----- DATA
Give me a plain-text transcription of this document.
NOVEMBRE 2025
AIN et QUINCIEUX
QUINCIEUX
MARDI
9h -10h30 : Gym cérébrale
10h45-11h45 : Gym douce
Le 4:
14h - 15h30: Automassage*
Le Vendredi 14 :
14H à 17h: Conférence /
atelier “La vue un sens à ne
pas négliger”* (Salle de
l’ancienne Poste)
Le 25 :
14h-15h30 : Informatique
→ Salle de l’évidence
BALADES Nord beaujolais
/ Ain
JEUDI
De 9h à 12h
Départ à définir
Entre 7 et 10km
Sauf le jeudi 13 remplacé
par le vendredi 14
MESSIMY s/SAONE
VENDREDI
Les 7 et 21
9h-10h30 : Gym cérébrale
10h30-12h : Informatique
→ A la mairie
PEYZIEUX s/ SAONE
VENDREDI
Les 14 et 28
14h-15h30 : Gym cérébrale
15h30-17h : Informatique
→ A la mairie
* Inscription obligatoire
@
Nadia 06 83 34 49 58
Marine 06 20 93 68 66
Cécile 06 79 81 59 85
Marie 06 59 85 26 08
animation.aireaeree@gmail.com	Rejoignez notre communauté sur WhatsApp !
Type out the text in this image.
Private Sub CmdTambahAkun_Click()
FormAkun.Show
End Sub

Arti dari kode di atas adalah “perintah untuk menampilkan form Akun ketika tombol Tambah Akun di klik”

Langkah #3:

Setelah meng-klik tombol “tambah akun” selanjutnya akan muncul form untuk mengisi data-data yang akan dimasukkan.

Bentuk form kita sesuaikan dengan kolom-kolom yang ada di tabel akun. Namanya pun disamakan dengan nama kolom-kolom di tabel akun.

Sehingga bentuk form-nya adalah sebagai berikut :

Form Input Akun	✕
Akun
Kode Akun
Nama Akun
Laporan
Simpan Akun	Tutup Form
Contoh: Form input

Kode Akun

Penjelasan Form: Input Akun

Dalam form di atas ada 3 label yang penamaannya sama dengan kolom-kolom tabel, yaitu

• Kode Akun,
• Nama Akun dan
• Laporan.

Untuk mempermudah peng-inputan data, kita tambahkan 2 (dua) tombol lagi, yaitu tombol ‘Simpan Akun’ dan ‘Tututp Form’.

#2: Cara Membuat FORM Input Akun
----------
## TASK GOAL
Reproduce all of the material above word for word.

## RESULT OF THE TASK
Give me a plain-text transcription of this document.
NOVEMBRE 2025
AIN et QUINCIEUX
QUINCIEUX
MARDI
9h -10h30 : Gym cérébrale
10h45-11h45 : Gym douce
Le 4:
14h - 15h30: Automassage*
Le Vendredi 14 :
14H à 17h: Conférence /
atelier “La vue un sens à ne
pas négliger”* (Salle de
l’ancienne Poste)
Le 25 :
14h-15h30 : Informatique
→ Salle de l’évidence
BALADES Nord beaujolais
/ Ain
JEUDI
De 9h à 12h
Départ à définir
Entre 7 et 10km
Sauf le jeudi 13 remplacé
par le vendredi 14
MESSIMY s/SAONE
VENDREDI
Les 7 et 21
9h-10h30 : Gym cérébrale
10h30-12h : Informatique
→ A la mairie
PEYZIEUX s/ SAONE
VENDREDI
Les 14 et 28
14h-15h30 : Gym cérébrale
15h30-17h : Informatique
→ A la mairie
* Inscription obligatoire
@
Nadia 06 83 34 49 58
Marine 06 20 93 68 66
Cécile 06 79 81 59 85
Marie 06 59 85 26 08
animation.aireaeree@gmail.com	Rejoignez notre communauté sur WhatsApp !
Type out the text in this image.
Private Sub CmdTambahAkun_Click()
FormAkun.Show
End Sub

Arti dari kode di atas adalah “perintah untuk menampilkan form Akun ketika tombol Tambah Akun di klik”

Langkah #3:

Setelah meng-klik tombol “tambah akun” selanjutnya akan muncul form untuk mengisi data-data yang akan dimasukkan.

Bentuk form kita sesuaikan dengan kolom-kolom yang ada di tabel akun. Namanya pun disamakan dengan nama kolom-kolom di tabel akun.

Sehingga bentuk form-nya adalah sebagai berikut :

Form Input Akun	✕
Akun
Kode Akun
Nama Akun
Laporan
Simpan Akun	Tutup Form
Contoh: Form input

Kode Akun

Penjelasan Form: Input Akun

Dalam form di atas ada 3 label yang penamaannya sama dengan kolom-kolom tabel, yaitu

• Kode Akun,
• Nama Akun dan
• Laporan.

Untuk mempermudah peng-inputan data, kita tambahkan 2 (dua) tombol lagi, yaitu tombol ‘Simpan Akun’ dan ‘Tututp Form’.

#2: Cara Membuat FORM Input Akun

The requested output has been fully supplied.